### PASSAGE
◆ ◆ ◆ ◆ ◆ ◆ ◆

Which is exactly what the whole "fight" is all about. Dave Allen lampooned the Catholic church and those in power within it. Because catholicism exists within the free world there was little the pope and his cabal of followers could do about it. Once the veil of unquestioned authority was lifted by the lakes of Allen people were no longer afraid to question it. Look what has happened since with the arrests of large numbers of priests.

Exactly the same levels of control are exacted by leaders in politics, business, healthcare you name it. These institutions thanks to the media and comedy can no longer imprison people within their ideology.
islam and its "prophets/leaders are going to have to live by the same laws as the rest of us, even if the liberal left think we should patronise them by allowing them to live by different rules.

AtW
16th January 2015, 15:17
Larry Flint.

unixman
16th January 2015, 15:17
Dave Allen pioneered the satirisation of religion quite brilliantly whilst respecting each individuals right to believe in whatever god they believed.

Dave Allen's humour was much milder than Hebdo's, and more intelligent, putting him much closer to the balance point you mention IMO.

Also he was so likeable and funny that everyone tuned in, including those he aimed the jokes at. The common sense of those days seems a world away from today's extreme climate.

On one side you have an army of trolls who won't be happy until they have provoked World War III. Against them are an equally extreme army of PC offendetrons who will get you sacked for using the word "girl". Common sense ? We've never heard of it.

◆ ◆ ◆ ◆ ◆ ◆ ◆

### WHAT THE TASK REQUIRES
Reproduce word for word the part of the forum thread on Dave Allen and religious satire starting at "islam and its" and ending at "god they believed.". The records that follow come from an unrelated source.

Structured page-parsing data:
◆ ◆ ◆ ◆ ◆ ◆ ◆

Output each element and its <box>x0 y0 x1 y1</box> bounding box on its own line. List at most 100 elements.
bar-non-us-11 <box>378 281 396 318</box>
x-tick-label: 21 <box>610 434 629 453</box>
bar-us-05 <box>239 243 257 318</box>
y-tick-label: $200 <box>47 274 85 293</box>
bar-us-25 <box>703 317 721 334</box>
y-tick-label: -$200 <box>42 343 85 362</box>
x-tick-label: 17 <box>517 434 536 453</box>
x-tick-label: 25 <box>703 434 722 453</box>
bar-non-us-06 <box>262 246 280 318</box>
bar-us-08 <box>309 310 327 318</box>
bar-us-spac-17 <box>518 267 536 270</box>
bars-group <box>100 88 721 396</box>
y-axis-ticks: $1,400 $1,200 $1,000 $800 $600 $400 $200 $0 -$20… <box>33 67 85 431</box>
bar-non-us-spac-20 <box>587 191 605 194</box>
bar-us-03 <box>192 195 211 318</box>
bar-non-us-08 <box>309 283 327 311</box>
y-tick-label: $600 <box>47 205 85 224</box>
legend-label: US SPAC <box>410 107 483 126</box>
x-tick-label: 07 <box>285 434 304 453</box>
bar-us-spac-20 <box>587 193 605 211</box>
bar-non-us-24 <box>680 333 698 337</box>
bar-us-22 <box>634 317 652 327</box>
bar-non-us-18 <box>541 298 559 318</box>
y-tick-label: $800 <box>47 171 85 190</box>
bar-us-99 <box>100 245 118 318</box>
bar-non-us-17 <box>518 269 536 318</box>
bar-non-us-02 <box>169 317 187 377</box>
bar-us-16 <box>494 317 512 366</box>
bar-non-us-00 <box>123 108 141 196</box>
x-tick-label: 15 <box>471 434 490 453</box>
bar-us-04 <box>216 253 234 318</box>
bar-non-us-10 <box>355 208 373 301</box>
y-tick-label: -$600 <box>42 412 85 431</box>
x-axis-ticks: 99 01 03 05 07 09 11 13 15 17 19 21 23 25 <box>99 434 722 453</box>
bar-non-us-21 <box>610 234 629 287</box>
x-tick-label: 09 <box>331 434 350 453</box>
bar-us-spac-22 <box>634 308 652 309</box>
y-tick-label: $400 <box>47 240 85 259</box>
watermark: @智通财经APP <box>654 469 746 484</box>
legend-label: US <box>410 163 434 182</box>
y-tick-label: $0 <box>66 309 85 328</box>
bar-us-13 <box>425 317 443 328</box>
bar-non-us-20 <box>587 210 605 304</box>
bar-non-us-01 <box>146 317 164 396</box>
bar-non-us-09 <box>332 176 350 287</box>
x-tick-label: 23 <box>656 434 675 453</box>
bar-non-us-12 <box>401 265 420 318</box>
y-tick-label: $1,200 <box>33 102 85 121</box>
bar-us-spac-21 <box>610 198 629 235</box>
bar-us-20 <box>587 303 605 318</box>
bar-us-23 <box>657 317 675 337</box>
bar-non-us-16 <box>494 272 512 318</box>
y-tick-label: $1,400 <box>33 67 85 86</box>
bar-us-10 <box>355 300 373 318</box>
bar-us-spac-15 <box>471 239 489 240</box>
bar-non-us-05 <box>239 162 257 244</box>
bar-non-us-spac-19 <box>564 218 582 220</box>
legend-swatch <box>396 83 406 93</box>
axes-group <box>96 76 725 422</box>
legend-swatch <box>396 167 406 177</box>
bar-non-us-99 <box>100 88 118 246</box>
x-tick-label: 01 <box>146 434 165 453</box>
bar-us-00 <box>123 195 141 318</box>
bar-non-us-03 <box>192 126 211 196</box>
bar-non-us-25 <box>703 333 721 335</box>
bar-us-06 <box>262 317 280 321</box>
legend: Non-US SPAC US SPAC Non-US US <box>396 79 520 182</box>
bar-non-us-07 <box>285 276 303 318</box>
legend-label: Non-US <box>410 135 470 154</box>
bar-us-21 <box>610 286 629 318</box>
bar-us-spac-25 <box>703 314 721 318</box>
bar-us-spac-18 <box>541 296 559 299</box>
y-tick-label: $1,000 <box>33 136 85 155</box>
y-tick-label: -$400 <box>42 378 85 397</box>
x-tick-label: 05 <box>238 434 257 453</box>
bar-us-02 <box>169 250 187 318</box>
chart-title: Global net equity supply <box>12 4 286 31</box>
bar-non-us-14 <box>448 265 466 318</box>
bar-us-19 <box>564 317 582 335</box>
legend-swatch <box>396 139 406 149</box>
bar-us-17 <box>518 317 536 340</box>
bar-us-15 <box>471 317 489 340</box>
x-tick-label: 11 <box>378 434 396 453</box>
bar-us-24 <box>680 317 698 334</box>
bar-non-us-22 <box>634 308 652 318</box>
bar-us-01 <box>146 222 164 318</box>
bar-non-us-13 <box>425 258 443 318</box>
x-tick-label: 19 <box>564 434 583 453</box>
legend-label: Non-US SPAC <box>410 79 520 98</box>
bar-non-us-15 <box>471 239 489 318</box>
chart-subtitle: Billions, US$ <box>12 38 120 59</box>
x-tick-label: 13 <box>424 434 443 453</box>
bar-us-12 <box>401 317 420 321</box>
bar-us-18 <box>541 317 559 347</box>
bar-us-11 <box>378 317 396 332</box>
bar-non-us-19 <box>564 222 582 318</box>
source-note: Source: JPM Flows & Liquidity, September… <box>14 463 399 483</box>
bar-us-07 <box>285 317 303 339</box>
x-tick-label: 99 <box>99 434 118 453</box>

◆ ◆ ◆ ◆ ◆ ◆ ◆

### OUTPUT FOR THIS EXERCISE
islam and its "prophets/leaders are going to have to live by the same laws as the rest of us, even if the liberal left think we should patronise them by allowing them to live by different rules.

AtW
16th January 2015, 15:17
Larry Flint.

unixman
16th January 2015, 15:17
Dave Allen pioneered the satirisation of religion quite brilliantly whilst respecting each individuals right to believe in whatever god they believed.